Copy all lines of the listing that include the string "carrier".

*** Data rows ***

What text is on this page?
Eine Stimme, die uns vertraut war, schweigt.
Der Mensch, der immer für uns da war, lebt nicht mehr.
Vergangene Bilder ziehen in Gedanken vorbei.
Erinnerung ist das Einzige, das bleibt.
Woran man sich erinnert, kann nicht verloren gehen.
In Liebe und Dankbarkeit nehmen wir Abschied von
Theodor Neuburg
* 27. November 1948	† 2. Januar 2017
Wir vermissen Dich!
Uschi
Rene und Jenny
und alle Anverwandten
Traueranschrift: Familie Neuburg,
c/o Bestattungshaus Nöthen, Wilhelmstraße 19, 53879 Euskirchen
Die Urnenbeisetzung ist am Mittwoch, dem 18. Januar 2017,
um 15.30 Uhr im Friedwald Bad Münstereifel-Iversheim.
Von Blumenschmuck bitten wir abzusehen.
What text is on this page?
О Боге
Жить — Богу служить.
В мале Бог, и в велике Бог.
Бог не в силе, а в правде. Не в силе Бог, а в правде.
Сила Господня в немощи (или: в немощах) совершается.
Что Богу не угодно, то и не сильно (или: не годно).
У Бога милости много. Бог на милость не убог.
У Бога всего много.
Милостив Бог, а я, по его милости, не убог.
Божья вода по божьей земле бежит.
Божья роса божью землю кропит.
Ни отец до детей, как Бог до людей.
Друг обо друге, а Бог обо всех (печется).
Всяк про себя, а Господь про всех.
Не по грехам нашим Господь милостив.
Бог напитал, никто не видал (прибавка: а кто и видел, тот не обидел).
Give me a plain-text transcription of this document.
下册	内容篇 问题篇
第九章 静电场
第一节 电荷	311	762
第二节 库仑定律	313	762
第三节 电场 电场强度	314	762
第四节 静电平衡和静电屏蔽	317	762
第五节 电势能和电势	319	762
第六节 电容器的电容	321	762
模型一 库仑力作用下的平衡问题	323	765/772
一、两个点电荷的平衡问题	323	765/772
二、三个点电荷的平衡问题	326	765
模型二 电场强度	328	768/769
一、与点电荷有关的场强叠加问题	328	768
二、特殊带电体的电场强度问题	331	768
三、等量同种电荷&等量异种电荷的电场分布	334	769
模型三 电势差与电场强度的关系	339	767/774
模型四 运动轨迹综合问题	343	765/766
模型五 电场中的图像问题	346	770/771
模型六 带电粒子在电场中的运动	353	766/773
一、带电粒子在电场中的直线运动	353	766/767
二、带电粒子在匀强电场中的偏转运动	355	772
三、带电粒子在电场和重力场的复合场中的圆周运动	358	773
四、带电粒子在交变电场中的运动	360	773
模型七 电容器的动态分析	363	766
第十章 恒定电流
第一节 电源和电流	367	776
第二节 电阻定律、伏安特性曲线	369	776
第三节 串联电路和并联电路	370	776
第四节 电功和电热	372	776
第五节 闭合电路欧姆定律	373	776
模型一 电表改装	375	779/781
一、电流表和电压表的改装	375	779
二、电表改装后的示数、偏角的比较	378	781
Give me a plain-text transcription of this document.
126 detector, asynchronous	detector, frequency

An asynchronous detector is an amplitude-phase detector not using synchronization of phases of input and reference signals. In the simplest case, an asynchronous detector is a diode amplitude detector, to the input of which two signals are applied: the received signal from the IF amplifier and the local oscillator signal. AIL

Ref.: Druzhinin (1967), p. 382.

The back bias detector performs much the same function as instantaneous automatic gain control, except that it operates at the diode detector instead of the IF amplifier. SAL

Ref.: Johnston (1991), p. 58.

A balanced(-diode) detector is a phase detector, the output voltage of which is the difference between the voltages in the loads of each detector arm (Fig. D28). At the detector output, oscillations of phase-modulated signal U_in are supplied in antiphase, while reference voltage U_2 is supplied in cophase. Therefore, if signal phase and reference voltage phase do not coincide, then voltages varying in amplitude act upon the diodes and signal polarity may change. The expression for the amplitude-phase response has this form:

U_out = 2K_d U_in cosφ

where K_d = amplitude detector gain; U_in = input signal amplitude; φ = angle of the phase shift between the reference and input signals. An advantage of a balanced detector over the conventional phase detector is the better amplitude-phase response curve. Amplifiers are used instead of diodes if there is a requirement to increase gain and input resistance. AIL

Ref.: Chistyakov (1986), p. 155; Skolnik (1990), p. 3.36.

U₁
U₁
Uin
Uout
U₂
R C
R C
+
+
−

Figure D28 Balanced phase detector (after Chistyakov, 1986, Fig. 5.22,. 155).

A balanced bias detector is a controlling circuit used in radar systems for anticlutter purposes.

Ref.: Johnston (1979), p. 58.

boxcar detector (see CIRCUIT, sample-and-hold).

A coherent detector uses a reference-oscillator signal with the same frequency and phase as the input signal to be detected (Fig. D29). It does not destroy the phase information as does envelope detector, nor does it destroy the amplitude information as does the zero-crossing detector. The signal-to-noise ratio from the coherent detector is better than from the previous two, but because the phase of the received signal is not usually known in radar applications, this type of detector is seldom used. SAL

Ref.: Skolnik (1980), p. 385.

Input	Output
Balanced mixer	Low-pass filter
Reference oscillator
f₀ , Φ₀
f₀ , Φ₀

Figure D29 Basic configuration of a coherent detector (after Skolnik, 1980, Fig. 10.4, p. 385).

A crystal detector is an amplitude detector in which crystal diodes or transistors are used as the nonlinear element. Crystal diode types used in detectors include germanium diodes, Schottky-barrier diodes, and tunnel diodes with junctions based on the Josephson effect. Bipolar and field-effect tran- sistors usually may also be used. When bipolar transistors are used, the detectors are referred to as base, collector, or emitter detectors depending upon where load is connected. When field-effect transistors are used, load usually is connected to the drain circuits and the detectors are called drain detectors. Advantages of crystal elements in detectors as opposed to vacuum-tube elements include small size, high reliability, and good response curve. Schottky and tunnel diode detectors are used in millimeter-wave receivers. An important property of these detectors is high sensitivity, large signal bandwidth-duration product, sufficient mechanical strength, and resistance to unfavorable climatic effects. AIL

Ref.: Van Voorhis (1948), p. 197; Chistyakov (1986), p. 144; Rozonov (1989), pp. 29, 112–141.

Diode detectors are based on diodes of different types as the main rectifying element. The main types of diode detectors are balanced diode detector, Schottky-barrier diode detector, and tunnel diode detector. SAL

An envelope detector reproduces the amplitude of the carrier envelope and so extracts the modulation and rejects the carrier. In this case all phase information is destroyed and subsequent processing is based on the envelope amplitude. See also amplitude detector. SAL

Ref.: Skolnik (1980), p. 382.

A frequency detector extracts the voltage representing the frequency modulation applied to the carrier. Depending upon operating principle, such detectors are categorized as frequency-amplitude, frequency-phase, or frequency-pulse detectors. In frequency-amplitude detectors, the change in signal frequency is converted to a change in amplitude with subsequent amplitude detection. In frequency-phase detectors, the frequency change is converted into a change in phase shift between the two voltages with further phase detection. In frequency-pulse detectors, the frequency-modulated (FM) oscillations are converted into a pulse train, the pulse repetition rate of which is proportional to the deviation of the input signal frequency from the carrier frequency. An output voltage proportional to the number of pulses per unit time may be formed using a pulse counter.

***

## Exercise output
An envelope detector reproduces the amplitude of the carrier envelope and so extracts the modulation and rejects the carrier. In this case all phase information is destroyed and subsequent processing is based on the envelope amplitude. See also amplitude detector. SAL
A frequency detector extracts the voltage representing the frequency modulation applied to the carrier. Depending upon operating principle, such detectors are categorized as frequency-amplitude, frequency-phase, or frequency-pulse detectors. In frequency-amplitude detectors, the change in signal frequency is converted to a change in amplitude with subsequent amplitude detection. In frequency-phase detectors, the frequency change is converted into a change in phase shift between the two voltages with further phase detection. In frequency-pulse detectors, the frequency-modulated (FM) oscillations are converted into a pulse train, the pulse repetition rate of which is proportional to the deviation of the input signal frequency from the carrier frequency. An output voltage proportional to the number of pulses per unit time may be formed using a pulse counter.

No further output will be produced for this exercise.